- **Task brief**
Give, as a bare number, the count of lines that contain the word "Period".

[START Records for the task]

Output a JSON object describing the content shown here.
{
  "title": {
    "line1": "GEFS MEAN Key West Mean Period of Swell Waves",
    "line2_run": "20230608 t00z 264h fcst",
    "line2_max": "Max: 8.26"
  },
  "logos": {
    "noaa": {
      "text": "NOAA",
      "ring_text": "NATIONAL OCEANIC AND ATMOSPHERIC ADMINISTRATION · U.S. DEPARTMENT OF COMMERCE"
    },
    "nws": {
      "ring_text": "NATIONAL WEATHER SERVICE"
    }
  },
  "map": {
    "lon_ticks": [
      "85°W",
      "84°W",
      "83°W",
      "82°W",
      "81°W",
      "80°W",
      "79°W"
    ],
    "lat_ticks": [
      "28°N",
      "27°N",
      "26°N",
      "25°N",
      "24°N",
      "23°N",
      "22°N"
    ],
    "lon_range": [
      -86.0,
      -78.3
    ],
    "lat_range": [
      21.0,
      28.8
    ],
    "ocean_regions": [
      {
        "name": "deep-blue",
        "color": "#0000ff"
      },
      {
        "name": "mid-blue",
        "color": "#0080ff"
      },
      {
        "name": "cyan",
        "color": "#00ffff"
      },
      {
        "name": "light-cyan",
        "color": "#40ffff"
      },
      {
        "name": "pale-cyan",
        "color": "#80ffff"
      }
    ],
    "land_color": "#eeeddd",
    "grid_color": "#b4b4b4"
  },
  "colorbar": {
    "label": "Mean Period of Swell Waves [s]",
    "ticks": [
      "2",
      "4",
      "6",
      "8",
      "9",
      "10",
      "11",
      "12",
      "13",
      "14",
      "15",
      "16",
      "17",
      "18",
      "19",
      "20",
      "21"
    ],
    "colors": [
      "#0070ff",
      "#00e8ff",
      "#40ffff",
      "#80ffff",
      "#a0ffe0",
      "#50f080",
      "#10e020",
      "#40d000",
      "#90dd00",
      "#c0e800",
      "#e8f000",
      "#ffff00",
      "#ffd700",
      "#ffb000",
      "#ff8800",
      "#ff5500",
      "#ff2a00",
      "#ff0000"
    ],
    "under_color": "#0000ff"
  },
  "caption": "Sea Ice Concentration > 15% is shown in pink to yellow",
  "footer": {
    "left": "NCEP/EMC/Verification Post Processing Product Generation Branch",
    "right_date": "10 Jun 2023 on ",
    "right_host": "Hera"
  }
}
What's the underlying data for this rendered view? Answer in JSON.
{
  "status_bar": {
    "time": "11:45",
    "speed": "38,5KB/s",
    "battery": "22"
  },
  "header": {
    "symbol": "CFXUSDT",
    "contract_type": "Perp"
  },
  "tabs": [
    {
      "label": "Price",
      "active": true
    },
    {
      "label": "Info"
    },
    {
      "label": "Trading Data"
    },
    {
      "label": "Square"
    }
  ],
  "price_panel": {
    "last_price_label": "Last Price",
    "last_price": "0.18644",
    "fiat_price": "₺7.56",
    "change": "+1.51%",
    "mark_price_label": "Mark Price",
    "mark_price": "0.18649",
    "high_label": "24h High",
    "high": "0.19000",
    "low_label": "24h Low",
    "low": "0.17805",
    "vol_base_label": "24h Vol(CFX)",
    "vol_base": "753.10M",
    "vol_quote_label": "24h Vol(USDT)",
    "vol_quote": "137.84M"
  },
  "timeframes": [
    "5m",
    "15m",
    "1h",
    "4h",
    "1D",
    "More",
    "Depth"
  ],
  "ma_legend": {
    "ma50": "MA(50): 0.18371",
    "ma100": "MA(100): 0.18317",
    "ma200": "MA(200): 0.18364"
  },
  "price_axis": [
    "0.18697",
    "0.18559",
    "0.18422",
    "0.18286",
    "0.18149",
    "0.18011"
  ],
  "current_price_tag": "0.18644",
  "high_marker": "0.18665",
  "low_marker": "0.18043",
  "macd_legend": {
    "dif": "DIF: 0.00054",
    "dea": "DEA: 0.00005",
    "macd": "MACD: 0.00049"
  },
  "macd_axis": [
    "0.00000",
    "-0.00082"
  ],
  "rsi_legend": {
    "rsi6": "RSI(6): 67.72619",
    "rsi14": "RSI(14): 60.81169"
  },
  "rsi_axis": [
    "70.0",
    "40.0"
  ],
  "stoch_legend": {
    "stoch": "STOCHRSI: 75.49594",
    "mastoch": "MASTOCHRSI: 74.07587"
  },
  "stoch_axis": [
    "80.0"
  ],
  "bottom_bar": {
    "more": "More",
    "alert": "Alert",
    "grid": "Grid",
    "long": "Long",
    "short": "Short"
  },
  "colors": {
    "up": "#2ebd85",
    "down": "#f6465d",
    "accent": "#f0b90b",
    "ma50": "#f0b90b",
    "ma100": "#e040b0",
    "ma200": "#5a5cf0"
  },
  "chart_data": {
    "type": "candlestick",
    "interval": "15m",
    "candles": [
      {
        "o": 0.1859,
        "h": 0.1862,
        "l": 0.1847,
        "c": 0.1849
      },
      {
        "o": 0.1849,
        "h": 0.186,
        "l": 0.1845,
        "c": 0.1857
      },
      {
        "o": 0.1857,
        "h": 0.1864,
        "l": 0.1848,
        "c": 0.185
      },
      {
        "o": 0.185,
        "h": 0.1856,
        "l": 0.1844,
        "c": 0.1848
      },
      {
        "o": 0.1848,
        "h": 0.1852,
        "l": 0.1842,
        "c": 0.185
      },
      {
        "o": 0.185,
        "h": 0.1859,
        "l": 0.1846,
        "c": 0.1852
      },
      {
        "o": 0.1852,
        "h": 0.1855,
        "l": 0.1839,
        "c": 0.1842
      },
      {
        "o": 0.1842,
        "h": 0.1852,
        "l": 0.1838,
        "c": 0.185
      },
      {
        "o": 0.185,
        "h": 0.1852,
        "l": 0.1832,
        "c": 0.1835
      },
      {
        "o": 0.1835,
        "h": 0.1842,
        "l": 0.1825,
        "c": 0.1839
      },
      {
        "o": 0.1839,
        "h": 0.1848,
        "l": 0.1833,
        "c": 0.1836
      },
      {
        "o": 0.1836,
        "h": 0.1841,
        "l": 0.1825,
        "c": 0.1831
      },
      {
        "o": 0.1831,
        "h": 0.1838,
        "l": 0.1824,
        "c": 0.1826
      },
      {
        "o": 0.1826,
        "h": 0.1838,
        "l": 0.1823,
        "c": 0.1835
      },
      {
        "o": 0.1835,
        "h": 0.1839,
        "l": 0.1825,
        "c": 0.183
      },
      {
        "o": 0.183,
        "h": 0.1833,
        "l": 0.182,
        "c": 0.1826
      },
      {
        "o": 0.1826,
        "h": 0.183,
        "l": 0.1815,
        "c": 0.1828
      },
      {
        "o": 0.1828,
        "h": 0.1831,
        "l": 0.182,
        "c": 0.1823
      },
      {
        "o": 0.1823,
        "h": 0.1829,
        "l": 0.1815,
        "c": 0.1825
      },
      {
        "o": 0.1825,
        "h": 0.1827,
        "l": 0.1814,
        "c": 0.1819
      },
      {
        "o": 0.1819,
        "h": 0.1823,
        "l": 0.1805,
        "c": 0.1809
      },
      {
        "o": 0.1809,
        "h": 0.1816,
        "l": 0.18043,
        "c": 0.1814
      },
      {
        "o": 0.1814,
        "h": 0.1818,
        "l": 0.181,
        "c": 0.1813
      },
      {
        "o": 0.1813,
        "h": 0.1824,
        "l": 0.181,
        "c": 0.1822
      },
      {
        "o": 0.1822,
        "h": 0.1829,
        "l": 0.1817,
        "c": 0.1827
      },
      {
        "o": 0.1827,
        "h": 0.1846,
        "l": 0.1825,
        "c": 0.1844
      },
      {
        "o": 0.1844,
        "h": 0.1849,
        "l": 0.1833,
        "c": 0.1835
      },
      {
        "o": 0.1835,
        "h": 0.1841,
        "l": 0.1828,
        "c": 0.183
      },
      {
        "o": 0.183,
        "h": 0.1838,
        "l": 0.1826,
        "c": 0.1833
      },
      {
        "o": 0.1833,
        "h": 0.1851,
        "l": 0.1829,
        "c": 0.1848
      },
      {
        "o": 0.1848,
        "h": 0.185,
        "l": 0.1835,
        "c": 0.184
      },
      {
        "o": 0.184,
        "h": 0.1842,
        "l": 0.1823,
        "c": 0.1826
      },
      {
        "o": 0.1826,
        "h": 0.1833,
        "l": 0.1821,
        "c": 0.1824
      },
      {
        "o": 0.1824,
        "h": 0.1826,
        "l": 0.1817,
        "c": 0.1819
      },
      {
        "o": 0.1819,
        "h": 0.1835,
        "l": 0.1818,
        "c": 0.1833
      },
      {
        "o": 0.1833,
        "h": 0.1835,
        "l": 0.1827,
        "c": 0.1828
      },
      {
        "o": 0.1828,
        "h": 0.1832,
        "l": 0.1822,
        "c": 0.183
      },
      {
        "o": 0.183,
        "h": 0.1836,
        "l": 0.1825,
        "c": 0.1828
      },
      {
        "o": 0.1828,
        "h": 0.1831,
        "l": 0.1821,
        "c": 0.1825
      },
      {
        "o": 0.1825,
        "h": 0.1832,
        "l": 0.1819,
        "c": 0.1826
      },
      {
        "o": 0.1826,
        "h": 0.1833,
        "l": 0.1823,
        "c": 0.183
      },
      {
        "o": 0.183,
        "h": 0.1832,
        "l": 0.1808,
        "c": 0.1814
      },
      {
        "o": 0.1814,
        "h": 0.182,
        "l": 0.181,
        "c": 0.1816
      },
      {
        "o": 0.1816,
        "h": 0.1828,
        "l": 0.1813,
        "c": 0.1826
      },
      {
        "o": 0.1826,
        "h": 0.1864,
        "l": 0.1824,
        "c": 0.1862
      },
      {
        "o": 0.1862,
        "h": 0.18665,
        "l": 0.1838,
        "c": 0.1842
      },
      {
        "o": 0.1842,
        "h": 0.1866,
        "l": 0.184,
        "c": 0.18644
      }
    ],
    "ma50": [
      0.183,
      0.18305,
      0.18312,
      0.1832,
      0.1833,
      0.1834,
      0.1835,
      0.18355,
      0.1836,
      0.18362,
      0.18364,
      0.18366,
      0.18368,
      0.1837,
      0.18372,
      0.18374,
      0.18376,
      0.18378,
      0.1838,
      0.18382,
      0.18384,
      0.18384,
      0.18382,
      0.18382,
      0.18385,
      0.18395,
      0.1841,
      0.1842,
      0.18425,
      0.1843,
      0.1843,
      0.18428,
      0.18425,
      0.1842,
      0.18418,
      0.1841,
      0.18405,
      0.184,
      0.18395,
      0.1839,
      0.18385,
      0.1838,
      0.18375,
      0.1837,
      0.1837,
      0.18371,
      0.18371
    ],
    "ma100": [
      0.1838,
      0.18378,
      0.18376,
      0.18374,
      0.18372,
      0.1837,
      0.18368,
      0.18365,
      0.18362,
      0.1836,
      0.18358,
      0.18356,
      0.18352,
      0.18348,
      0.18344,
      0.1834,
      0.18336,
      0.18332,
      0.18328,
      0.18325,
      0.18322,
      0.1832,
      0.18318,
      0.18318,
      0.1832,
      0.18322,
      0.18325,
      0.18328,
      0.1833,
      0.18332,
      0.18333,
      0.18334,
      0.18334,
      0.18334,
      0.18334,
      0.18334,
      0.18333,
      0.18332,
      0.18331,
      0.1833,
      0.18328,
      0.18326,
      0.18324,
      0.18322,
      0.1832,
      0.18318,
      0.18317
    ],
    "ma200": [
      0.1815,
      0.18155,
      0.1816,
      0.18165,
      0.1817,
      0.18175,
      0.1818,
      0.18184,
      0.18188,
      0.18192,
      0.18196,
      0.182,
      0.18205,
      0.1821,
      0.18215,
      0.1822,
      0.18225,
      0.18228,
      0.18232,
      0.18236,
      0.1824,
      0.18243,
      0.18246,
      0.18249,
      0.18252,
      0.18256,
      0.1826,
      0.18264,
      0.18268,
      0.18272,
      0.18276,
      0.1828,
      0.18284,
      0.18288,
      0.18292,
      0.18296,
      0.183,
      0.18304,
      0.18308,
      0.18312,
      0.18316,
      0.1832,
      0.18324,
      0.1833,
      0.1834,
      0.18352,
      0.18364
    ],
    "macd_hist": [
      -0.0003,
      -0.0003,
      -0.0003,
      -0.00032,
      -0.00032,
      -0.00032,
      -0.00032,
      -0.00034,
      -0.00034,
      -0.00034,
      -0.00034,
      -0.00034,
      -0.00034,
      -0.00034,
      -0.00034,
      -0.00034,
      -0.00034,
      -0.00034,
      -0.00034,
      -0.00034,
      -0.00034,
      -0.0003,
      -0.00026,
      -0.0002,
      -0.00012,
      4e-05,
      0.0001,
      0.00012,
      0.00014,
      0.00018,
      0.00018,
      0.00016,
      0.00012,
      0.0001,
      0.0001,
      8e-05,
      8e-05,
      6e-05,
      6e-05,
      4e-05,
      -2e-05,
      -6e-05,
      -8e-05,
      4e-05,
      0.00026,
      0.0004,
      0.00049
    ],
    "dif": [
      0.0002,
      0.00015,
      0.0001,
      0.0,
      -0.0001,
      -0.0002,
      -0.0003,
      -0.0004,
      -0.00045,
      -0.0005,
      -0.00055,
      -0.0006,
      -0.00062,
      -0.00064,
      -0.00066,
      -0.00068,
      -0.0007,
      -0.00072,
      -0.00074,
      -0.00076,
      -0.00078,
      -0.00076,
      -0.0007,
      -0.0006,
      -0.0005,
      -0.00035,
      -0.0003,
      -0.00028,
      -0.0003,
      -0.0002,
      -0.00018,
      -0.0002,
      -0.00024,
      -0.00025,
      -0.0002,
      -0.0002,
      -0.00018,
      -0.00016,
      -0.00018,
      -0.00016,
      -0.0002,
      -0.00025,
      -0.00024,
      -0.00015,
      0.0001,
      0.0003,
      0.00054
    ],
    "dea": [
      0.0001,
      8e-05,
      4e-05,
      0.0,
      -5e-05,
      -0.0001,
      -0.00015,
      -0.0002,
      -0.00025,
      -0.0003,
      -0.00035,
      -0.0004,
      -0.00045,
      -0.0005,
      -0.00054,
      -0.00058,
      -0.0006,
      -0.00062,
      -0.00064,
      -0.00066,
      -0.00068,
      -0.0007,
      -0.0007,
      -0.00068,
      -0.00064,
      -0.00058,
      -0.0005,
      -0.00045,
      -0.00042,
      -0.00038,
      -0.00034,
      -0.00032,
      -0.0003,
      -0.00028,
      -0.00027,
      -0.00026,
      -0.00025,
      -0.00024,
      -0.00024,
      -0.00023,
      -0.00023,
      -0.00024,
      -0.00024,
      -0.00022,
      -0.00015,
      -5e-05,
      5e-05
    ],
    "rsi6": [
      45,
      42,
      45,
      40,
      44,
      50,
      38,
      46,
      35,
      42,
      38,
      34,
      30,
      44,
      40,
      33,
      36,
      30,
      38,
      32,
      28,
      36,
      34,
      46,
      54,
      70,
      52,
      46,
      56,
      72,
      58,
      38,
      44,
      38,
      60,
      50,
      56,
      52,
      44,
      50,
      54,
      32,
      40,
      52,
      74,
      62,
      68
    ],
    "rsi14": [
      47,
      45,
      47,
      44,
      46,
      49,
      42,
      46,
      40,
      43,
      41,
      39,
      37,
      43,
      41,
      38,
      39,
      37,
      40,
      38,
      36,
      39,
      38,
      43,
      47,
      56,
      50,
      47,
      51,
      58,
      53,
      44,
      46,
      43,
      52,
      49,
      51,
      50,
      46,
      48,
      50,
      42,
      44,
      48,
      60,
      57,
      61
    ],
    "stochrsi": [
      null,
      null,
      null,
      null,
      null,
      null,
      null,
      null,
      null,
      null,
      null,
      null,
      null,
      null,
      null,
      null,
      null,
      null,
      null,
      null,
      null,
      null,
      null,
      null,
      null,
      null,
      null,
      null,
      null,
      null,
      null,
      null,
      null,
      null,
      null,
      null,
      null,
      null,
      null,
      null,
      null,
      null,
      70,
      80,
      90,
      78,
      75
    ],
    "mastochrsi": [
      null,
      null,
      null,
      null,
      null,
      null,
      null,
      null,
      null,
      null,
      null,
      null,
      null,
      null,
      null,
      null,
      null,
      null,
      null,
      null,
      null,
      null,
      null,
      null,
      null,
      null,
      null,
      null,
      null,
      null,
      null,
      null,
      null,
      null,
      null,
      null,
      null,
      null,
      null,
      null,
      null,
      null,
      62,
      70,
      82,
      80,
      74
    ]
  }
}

[END Records for the task]

- **Final answer**
2